In the last year, Goalsetter has changed its business model from B2B to B2B2C by partnering with banks and financial institutions. Likening to how the popularity of streaming services among young people has disrupted the cable industry, Van Court explained the importance of cultivating future customers.

Tanya Van Court, Goalsetter

“What became clear to me is there were a lot of teen and tween debit card platforms that were taking the next generation of the banking industry’s customers, and they were taking them because they were pouring millions of dollars into marketing. They were getting to them earlier and they were paying attention to a customer base that banks and financial institutions had for a long time not really paid attention to,” Van Court told The Plug.

The platform’s funding journey is what Van Court calls a “sad testament to America.” When she pitched Goalsetter to VCs she was told kid’s fintech is not VC-backable.

“But when white men entered the market after us, and in many instances years after us and with no product, when we had a really good product, those same VCs started to pour millions of dollars into those white male-led companies,” she said.

When Van Court questioned the discrepancy,  she was told she now had well-funded competitors. It wasn’t until after the murder of George Floyd that she saw a shift in funding as companies pledged to invest in Black-owned businesses. Black leaders like billionaire philanthropist Robert F. Smith and NBA player Kevin Durant invested in Goalsetter, paving the way for companies like MasterCard, U.S. Bank and PNC to follow suit.

To date, Goalsetter has raised $20 million, while one of its competitors has raised $600 million. Van Court credits the resilience and strength of Black founders for guiding her through six years of raising funds — and still, 88 percent of the first million came from Black and brown people and women. 

“We are constantly operating out of a dearth of resources when other people are given a plethora of resources to solve the same problems and yet we are still innovating and creating solutions that this industry has never seen before and this country has never seen before,” she said.

Mercaris

Founded by Kellee James in 2012, Mercaris supports the growth of sustainable agriculture by providing market intelligence for organic and non-GMO commodities and an online trading platform for buyers and sellers. 

Kellee James, Mercaris

Thirty years ago the milk aisle at local grocery stores looked a lot different than the array of options today. According to James, Mercaris uses technology to understand markets like this so its customers can make better business decisions. 

“I’ve always worked in sectors that fuel the foundations of civilization: food, energy, water, air. And we know that agriculture is super important, we know with climate change underway we need to find a more sustainable way to produce food and energy,” James told The Plug

“Organic is one of the mechanisms to do that, so my view is that anything that helps to take down barriers for growth for those sustainable sectors is a good use of time and capital,” she said.  

Having worked in the agricultural technology industry for the last decade, James said she has seen growth in the supply and demand of sustainably grown products.

“You still have holdouts and skeptics, but I think more and more the world is moving on and saying, ‘This is happening, so how do we do it well, more efficiently and more profitably,’” she said.

Although Mercaris has raised $9 million in venture capital, James said that other founders in agtech should be aware VC isn’t always the best route as farming can be slow adoption and capital intensive. 

Editor’s note: One of Mercaris’ funders is Pierre Omidyar, co-founder of Omidyar Network. The Black Tech Effect 2023 report was developed in partnership with The Tech We Want, a program of Omidyar Network. 

Alesia Bani

Alesia Bani is a writer and journalist from Philadelphia and The Plug’s Innovation Reporter covering the Black tech ecosystem in Philadelphia. She previously worked for the Institutional Diversity office at her alma mater Temple University and has a background in reporting on identity, DEI and local government.

● DATA PROVIDED
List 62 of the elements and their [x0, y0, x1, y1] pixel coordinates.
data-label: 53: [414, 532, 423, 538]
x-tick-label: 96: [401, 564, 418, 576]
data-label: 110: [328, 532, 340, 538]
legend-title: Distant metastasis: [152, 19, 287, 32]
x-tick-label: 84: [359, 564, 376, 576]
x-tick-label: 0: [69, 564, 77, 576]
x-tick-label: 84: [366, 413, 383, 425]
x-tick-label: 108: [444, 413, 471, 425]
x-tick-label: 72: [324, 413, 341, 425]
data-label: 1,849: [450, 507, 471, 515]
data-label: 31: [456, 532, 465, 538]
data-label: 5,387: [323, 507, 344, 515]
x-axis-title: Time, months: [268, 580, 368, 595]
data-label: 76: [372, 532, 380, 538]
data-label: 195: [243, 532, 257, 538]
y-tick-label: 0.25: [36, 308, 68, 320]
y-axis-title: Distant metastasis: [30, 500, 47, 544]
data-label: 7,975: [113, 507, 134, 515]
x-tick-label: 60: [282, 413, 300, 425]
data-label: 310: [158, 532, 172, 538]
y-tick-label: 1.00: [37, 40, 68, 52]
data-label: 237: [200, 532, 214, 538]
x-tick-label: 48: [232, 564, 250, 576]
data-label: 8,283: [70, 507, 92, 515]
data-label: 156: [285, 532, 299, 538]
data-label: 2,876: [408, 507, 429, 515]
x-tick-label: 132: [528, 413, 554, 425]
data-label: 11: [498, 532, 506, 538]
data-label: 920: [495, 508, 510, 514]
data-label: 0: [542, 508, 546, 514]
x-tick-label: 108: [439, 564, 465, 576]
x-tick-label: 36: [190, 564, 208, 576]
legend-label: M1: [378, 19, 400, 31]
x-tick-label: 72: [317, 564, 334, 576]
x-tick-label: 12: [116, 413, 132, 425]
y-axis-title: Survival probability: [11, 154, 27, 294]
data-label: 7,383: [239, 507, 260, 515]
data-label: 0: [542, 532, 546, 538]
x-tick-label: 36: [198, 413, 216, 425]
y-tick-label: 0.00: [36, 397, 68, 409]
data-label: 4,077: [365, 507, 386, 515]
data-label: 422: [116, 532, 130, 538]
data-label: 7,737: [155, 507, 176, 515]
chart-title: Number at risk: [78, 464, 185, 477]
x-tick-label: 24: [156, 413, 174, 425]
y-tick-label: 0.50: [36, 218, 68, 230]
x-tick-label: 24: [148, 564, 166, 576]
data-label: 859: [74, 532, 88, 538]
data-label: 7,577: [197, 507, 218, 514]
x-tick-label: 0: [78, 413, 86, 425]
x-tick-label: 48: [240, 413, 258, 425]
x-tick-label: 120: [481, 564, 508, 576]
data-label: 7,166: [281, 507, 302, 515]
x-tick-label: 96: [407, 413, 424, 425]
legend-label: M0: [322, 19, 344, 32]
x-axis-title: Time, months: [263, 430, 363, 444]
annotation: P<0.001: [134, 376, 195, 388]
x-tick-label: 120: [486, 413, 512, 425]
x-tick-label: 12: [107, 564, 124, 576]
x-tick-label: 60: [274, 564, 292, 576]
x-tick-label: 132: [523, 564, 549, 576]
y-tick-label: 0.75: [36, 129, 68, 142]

● EXERCISE TASKS
[1] According to the article on Goalsetter and Mercaris, why did James caution other agtech founders that venture capital is not always the best route? Answer in one to three sentences.
[2] In the article on Goalsetter and Mercaris, how much money has Goalsetter raised to date?
[3] Transcribe a passage from the article on Goalsetter and Mercaris, beginning at the words "Alesia Bani is" and stopping after "and local government.".
Nothing in the listing is needed for the work that follows.

● ANSWERS
[1] James said venture capital isn't always the best route for agtech founders because farming can be slow to adopt new things and needs a lot of capital.

[2] $20 million.

[3]
Alesia Bani is a writer and journalist from Philadelphia and The Plug’s Innovation Reporter covering the Black tech ecosystem in Philadelphia. She previously worked for the Institutional Diversity office at her alma mater Temple University and has a background in reporting on identity, DEI and local government.